▶ Written problem:
Rewrite the items below with every "spec-description" changed to "spec-detail", leaving everything else as it is.
# start of Provided information
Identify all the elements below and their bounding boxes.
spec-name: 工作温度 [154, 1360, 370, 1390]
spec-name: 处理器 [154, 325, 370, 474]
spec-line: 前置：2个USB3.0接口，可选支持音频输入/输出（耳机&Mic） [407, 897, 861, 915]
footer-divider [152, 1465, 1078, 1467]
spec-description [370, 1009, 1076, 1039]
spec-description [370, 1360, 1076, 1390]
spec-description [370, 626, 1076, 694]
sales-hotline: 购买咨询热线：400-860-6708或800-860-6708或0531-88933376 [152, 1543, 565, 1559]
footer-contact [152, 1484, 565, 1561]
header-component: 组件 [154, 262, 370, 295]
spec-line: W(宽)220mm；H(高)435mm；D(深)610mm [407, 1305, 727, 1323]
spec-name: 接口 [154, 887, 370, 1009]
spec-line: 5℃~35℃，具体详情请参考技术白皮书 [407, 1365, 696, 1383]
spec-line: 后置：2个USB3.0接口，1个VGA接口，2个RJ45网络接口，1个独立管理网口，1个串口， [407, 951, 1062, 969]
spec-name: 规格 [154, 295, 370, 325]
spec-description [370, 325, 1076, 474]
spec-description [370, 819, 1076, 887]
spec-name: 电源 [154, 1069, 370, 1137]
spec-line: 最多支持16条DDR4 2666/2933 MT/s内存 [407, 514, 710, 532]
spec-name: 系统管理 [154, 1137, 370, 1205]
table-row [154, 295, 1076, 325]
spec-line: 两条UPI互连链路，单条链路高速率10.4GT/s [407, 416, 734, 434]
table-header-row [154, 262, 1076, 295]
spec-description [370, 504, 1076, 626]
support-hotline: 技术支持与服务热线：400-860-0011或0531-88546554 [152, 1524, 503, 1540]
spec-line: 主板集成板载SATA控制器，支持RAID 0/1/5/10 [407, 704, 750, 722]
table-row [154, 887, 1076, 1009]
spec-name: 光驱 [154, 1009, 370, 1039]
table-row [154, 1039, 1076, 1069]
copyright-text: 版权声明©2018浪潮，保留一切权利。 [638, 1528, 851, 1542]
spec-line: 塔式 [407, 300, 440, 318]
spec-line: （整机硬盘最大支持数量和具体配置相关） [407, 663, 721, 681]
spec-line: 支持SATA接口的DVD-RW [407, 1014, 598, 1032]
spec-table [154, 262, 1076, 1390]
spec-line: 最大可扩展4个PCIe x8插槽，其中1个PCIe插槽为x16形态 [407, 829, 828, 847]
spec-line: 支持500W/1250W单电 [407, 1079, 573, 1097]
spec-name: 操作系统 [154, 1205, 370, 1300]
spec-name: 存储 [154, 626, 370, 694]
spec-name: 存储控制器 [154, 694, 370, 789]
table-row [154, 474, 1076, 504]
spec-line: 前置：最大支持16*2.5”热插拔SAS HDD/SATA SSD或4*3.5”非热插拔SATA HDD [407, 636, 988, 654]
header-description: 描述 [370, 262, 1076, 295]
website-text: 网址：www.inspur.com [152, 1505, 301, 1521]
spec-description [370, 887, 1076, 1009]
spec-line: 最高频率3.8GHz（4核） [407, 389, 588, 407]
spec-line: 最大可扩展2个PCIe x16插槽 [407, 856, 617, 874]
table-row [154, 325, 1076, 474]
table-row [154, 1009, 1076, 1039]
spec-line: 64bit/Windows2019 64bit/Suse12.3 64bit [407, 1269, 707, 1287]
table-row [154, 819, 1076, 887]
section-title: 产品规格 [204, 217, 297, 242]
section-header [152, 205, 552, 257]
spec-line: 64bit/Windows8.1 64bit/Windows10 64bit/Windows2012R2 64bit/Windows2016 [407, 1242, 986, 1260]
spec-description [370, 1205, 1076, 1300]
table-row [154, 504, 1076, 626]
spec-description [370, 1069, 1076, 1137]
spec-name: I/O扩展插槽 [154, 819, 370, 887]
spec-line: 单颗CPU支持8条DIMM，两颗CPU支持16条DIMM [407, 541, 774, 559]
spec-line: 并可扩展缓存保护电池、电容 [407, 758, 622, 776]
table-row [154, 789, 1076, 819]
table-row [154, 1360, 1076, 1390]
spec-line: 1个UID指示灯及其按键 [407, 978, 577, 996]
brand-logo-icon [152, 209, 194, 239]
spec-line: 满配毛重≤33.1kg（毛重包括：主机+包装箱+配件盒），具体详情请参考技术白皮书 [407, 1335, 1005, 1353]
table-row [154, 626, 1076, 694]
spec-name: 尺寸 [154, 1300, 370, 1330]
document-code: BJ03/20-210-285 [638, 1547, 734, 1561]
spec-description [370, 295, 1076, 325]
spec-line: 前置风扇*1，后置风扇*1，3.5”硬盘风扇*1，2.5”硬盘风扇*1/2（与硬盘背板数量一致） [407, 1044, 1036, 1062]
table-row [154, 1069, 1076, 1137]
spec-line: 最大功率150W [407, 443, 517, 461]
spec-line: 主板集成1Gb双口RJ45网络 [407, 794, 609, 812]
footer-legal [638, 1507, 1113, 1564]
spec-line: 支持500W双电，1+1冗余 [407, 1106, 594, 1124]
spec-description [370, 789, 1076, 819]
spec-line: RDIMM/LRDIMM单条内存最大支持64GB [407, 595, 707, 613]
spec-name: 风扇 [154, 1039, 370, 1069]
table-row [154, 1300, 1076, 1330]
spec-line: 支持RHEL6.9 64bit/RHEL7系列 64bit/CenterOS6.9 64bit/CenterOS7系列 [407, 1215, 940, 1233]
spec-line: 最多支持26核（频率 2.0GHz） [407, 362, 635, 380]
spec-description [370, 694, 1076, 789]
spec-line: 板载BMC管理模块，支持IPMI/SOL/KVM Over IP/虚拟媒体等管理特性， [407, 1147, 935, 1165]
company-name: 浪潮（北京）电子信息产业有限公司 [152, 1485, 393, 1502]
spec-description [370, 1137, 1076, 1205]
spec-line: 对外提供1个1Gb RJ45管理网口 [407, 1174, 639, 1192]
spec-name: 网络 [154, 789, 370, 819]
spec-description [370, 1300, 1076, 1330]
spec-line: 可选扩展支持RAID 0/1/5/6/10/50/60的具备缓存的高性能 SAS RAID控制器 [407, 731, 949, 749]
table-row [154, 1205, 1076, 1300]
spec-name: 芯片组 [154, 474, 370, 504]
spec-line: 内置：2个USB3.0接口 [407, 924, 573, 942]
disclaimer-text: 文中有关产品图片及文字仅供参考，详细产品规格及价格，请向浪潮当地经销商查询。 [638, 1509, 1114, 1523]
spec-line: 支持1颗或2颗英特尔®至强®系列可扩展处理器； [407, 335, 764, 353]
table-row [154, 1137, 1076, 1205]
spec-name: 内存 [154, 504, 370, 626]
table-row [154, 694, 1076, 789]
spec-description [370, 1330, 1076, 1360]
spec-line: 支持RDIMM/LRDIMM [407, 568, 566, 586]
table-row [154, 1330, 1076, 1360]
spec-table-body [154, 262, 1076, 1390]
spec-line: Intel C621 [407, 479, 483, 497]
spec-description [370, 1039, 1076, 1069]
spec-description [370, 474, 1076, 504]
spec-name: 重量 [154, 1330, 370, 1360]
# end of Provided information
▶ Solved exercise:
Identify all the elements below and their bounding boxes.
spec-name: 工作温度 [154, 1360, 370, 1390]
spec-name: 处理器 [154, 325, 370, 474]
spec-line: 前置：2个USB3.0接口，可选支持音频输入/输出（耳机&Mic） [407, 897, 861, 915]
footer-divider [152, 1465, 1078, 1467]
spec-detail [370, 1009, 1076, 1039]
spec-detail [370, 1360, 1076, 1390]
spec-detail [370, 626, 1076, 694]
sales-hotline: 购买咨询热线：400-860-6708或800-860-6708或0531-88933376 [152, 1543, 565, 1559]
footer-contact [152, 1484, 565, 1561]
header-component: 组件 [154, 262, 370, 295]
spec-line: W(宽)220mm；H(高)435mm；D(深)610mm [407, 1305, 727, 1323]
spec-name: 接口 [154, 887, 370, 1009]
spec-line: 5℃~35℃，具体详情请参考技术白皮书 [407, 1365, 696, 1383]
spec-line: 后置：2个USB3.0接口，1个VGA接口，2个RJ45网络接口，1个独立管理网口，1个串口， [407, 951, 1062, 969]
spec-name: 规格 [154, 295, 370, 325]
spec-detail [370, 325, 1076, 474]
spec-detail [370, 819, 1076, 887]
spec-name: 电源 [154, 1069, 370, 1137]
spec-line: 最多支持16条DDR4 2666/2933 MT/s内存 [407, 514, 710, 532]
spec-name: 系统管理 [154, 1137, 370, 1205]
table-row [154, 295, 1076, 325]
spec-line: 两条UPI互连链路，单条链路高速率10.4GT/s [407, 416, 734, 434]
table-header-row [154, 262, 1076, 295]
spec-detail [370, 504, 1076, 626]
support-hotline: 技术支持与服务热线：400-860-0011或0531-88546554 [152, 1524, 503, 1540]
spec-line: 主板集成板载SATA控制器，支持RAID 0/1/5/10 [407, 704, 750, 722]
table-row [154, 887, 1076, 1009]
spec-name: 光驱 [154, 1009, 370, 1039]
table-row [154, 1039, 1076, 1069]
copyright-text: 版权声明©2018浪潮，保留一切权利。 [638, 1528, 851, 1542]
spec-line: 塔式 [407, 300, 440, 318]
spec-line: （整机硬盘最大支持数量和具体配置相关） [407, 663, 721, 681]
spec-line: 支持SATA接口的DVD-RW [407, 1014, 598, 1032]
spec-table [154, 262, 1076, 1390]
spec-line: 最大可扩展4个PCIe x8插槽，其中1个PCIe插槽为x16形态 [407, 829, 828, 847]
spec-line: 支持500W/1250W单电 [407, 1079, 573, 1097]
spec-name: 操作系统 [154, 1205, 370, 1300]
spec-name: 存储 [154, 626, 370, 694]
spec-name: 存储控制器 [154, 694, 370, 789]
table-row [154, 474, 1076, 504]
spec-line: 前置：最大支持16*2.5”热插拔SAS HDD/SATA SSD或4*3.5”非热插拔SATA HDD [407, 636, 988, 654]
header-description: 描述 [370, 262, 1076, 295]
website-text: 网址：www.inspur.com [152, 1505, 301, 1521]
spec-detail [370, 887, 1076, 1009]
spec-line: 最高频率3.8GHz（4核） [407, 389, 588, 407]
spec-line: 最大可扩展2个PCIe x16插槽 [407, 856, 617, 874]
table-row [154, 325, 1076, 474]
table-row [154, 1009, 1076, 1039]
spec-line: 64bit/Windows2019 64bit/Suse12.3 64bit [407, 1269, 707, 1287]
table-row [154, 819, 1076, 887]
section-title: 产品规格 [204, 217, 297, 242]
section-header [152, 205, 552, 257]
spec-line: 64bit/Windows8.1 64bit/Windows10 64bit/Windows2012R2 64bit/Windows2016 [407, 1242, 986, 1260]
spec-detail [370, 1205, 1076, 1300]
table-row [154, 504, 1076, 626]
spec-detail [370, 1069, 1076, 1137]
spec-name: I/O扩展插槽 [154, 819, 370, 887]
spec-line: 单颗CPU支持8条DIMM，两颗CPU支持16条DIMM [407, 541, 774, 559]
spec-line: 并可扩展缓存保护电池、电容 [407, 758, 622, 776]
table-row [154, 789, 1076, 819]
table-row [154, 1360, 1076, 1390]
spec-line: 1个UID指示灯及其按键 [407, 978, 577, 996]
brand-logo-icon [152, 209, 194, 239]
spec-line: 满配毛重≤33.1kg（毛重包括：主机+包装箱+配件盒），具体详情请参考技术白皮书 [407, 1335, 1005, 1353]
table-row [154, 626, 1076, 694]
spec-name: 尺寸 [154, 1300, 370, 1330]
document-code: BJ03/20-210-285 [638, 1547, 734, 1561]
spec-detail [370, 295, 1076, 325]
spec-line: 前置风扇*1，后置风扇*1，3.5”硬盘风扇*1，2.5”硬盘风扇*1/2（与硬盘背板数量一致） [407, 1044, 1036, 1062]
table-row [154, 1069, 1076, 1137]
spec-line: 最大功率150W [407, 443, 517, 461]
spec-line: 主板集成1Gb双口RJ45网络 [407, 794, 609, 812]
footer-legal [638, 1507, 1113, 1564]
spec-line: 支持500W双电，1+1冗余 [407, 1106, 594, 1124]
spec-detail [370, 789, 1076, 819]
spec-line: RDIMM/LRDIMM单条内存最大支持64GB [407, 595, 707, 613]
spec-name: 风扇 [154, 1039, 370, 1069]
table-row [154, 1300, 1076, 1330]
spec-line: 支持RHEL6.9 64bit/RHEL7系列 64bit/CenterOS6.9 64bit/CenterOS7系列 [407, 1215, 940, 1233]
spec-line: 最多支持26核（频率 2.0GHz） [407, 362, 635, 380]
spec-detail [370, 694, 1076, 789]
spec-line: 板载BMC管理模块，支持IPMI/SOL/KVM Over IP/虚拟媒体等管理特性， [407, 1147, 935, 1165]
company-name: 浪潮（北京）电子信息产业有限公司 [152, 1485, 393, 1502]
spec-detail [370, 1137, 1076, 1205]
spec-line: 对外提供1个1Gb RJ45管理网口 [407, 1174, 639, 1192]
spec-name: 网络 [154, 789, 370, 819]
spec-detail [370, 1300, 1076, 1330]
spec-line: 可选扩展支持RAID 0/1/5/6/10/50/60的具备缓存的高性能 SAS RAID控制器 [407, 731, 949, 749]
table-row [154, 1205, 1076, 1300]
spec-name: 芯片组 [154, 474, 370, 504]
spec-line: 内置：2个USB3.0接口 [407, 924, 573, 942]
disclaimer-text: 文中有关产品图片及文字仅供参考，详细产品规格及价格，请向浪潮当地经销商查询。 [638, 1509, 1114, 1523]
spec-line: 支持1颗或2颗英特尔®至强®系列可扩展处理器； [407, 335, 764, 353]
table-row [154, 1137, 1076, 1205]
spec-name: 内存 [154, 504, 370, 626]
table-row [154, 694, 1076, 789]
spec-detail [370, 1330, 1076, 1360]
spec-line: 支持RDIMM/LRDIMM [407, 568, 566, 586]
table-row [154, 1330, 1076, 1360]
spec-table-body [154, 262, 1076, 1390]
spec-line: Intel C621 [407, 479, 483, 497]
spec-detail [370, 1039, 1076, 1069]
spec-detail [370, 474, 1076, 504]
spec-name: 重量 [154, 1330, 370, 1360]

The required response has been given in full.